◆ WHAT THE EXERCISE ASKS ◆
Give the number of lines in the records below that include "this", and nothing more.

◆ DATA TO USE ◆
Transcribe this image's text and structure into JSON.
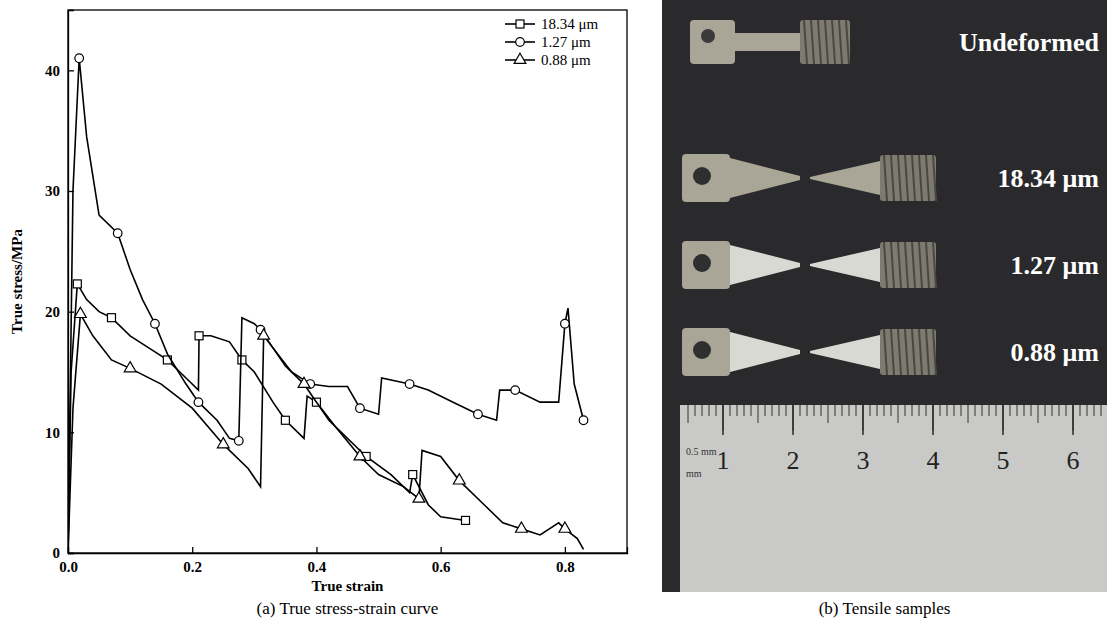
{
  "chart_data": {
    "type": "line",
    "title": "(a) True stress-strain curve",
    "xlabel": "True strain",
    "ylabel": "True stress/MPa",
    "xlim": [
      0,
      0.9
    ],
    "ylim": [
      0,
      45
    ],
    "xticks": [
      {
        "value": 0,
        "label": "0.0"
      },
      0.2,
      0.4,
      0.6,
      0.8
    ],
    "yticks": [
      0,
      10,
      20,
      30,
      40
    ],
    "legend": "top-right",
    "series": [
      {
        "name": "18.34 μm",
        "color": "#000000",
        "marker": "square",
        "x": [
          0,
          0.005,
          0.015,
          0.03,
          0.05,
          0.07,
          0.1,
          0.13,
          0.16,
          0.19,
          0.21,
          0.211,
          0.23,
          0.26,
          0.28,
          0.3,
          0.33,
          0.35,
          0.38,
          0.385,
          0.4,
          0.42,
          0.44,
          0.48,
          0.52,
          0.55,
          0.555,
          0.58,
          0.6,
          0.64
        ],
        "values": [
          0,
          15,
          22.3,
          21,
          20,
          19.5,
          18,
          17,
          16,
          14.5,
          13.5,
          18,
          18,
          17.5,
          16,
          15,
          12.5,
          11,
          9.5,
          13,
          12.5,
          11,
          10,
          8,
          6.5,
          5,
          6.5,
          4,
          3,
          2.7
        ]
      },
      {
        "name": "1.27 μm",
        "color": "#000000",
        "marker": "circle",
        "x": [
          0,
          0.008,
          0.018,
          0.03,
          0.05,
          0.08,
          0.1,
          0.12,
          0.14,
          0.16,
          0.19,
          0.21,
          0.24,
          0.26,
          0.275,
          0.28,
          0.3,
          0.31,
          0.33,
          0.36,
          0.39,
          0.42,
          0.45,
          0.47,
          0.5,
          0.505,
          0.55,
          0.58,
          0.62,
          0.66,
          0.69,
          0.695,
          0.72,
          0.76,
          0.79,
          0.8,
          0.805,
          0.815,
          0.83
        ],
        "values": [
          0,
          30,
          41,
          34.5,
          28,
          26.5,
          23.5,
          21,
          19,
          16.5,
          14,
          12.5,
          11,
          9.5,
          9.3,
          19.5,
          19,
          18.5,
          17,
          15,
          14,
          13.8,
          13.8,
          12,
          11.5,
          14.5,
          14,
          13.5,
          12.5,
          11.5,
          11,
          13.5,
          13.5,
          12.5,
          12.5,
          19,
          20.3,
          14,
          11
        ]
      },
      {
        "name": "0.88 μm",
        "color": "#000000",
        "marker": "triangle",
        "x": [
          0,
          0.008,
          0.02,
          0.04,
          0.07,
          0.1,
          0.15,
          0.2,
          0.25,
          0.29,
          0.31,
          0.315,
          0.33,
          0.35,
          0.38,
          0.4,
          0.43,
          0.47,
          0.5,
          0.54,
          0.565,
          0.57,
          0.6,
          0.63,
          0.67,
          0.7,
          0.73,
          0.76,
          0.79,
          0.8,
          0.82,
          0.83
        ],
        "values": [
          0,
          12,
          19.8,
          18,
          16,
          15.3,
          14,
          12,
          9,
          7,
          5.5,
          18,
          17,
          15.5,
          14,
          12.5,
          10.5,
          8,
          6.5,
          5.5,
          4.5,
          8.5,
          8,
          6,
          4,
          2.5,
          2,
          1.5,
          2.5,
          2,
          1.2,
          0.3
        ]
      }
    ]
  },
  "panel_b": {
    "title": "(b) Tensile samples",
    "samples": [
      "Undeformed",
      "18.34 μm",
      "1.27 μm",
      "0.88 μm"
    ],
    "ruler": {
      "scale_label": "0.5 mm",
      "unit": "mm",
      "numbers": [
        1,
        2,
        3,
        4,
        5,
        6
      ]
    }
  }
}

...

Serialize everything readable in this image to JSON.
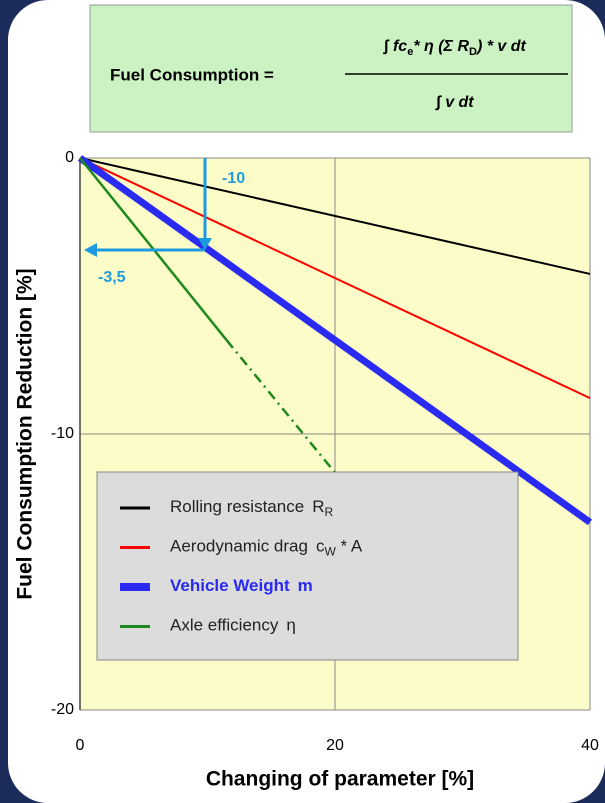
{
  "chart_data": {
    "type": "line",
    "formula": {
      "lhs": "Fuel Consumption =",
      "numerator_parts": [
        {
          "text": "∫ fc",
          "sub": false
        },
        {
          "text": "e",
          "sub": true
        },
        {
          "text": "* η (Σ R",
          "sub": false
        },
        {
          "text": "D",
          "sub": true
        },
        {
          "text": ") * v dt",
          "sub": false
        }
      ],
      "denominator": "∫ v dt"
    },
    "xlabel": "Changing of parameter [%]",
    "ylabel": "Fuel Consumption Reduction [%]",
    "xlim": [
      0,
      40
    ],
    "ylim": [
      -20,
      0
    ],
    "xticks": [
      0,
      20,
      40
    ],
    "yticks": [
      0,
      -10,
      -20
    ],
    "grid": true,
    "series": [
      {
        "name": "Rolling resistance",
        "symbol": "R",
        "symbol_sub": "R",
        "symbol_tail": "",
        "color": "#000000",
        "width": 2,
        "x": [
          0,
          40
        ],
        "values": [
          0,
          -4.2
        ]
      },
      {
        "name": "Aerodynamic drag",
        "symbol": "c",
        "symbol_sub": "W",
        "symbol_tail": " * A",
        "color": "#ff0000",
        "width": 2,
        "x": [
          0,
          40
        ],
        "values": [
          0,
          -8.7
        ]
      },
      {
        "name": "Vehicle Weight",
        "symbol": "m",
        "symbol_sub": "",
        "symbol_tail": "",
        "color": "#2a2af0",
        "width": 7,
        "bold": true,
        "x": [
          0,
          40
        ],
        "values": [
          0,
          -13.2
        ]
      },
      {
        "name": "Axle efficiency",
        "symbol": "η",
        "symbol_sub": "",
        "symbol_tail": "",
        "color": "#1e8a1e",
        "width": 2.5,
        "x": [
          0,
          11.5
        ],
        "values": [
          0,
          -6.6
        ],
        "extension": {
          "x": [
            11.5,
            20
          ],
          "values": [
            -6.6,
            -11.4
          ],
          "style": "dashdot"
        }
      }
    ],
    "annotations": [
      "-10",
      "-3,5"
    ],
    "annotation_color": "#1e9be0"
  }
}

◆ REPLY TO THE EXERCISE ◆
2